▸ Objective:
Check every line of the entries that follow, and copy the ones containing "color".

··· Data records

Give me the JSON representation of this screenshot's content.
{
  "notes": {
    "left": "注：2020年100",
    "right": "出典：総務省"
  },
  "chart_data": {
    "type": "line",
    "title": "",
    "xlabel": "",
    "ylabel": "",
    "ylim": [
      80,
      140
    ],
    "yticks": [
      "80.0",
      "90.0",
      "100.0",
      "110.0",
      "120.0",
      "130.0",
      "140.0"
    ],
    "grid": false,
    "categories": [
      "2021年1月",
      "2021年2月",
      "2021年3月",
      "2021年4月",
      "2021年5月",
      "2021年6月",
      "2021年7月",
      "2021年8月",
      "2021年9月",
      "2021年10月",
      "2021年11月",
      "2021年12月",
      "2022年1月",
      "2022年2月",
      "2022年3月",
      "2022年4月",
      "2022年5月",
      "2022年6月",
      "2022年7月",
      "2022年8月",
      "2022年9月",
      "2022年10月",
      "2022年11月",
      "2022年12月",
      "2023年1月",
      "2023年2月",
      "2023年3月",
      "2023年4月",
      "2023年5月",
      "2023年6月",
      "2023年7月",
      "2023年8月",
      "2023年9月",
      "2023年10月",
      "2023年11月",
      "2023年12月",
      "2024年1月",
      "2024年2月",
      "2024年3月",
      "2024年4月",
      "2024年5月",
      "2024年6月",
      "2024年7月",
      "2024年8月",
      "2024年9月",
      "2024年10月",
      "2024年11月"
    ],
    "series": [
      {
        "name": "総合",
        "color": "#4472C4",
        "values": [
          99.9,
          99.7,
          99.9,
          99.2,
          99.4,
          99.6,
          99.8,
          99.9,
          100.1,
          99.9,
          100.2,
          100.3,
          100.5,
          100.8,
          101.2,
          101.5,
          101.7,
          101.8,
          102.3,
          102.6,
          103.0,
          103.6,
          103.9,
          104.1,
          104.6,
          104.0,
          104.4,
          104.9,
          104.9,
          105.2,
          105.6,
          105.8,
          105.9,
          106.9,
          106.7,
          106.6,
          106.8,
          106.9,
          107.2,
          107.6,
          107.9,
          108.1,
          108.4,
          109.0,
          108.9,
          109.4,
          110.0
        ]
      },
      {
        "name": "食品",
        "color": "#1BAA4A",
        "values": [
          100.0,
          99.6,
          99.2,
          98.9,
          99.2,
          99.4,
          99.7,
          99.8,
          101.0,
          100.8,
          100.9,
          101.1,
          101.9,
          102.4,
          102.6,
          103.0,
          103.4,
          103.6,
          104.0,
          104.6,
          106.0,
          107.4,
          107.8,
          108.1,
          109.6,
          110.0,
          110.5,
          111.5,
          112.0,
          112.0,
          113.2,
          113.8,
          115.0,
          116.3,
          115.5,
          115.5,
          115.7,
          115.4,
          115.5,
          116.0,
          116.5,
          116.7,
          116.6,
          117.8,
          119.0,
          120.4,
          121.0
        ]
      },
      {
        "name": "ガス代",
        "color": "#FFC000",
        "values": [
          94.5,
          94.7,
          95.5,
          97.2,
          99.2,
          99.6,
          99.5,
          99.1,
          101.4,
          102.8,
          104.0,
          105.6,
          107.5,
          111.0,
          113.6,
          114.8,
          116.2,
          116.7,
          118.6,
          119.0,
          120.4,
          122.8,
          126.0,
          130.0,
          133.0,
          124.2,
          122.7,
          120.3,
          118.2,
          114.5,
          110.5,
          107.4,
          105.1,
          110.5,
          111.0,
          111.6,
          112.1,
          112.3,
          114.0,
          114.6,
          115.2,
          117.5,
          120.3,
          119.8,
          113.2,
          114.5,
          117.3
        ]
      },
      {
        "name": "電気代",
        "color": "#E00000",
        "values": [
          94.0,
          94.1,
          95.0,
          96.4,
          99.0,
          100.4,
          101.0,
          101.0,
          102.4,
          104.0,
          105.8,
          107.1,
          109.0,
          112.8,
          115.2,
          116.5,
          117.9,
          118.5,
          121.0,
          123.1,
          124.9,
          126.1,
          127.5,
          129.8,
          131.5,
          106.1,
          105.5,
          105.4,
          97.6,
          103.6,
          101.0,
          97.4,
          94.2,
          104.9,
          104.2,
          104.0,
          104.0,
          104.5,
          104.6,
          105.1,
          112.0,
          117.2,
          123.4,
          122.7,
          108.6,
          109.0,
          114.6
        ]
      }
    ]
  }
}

······

▸ Output of the exercise:
        "color": "#4472C4",
        "color": "#1BAA4A",
        "color": "#FFC000",
        "color": "#E00000",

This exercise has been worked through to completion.